■ Instructions for the task ■
Reproduce the listing below verbatim.

■ Data excerpts ■
==*==
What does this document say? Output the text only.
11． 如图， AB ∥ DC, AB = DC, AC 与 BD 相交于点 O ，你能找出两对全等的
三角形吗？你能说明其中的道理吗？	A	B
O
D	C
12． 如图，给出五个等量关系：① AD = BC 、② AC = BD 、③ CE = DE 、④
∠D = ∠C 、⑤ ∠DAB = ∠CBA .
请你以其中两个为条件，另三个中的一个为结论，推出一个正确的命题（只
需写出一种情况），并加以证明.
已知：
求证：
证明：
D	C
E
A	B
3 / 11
==*==
■ Expected output ■
What does this document say? Output the text only.
11． 如图， AB ∥ DC, AB = DC, AC 与 BD 相交于点 O ，你能找出两对全等的
三角形吗？你能说明其中的道理吗？	A	B
O
D	C
12． 如图，给出五个等量关系：① AD = BC 、② AC = BD 、③ CE = DE 、④
∠D = ∠C 、⑤ ∠DAB = ∠CBA .
请你以其中两个为条件，另三个中的一个为结论，推出一个正确的命题（只
需写出一种情况），并加以证明.
已知：
求证：
证明：
D	C
E
A	B
3 / 11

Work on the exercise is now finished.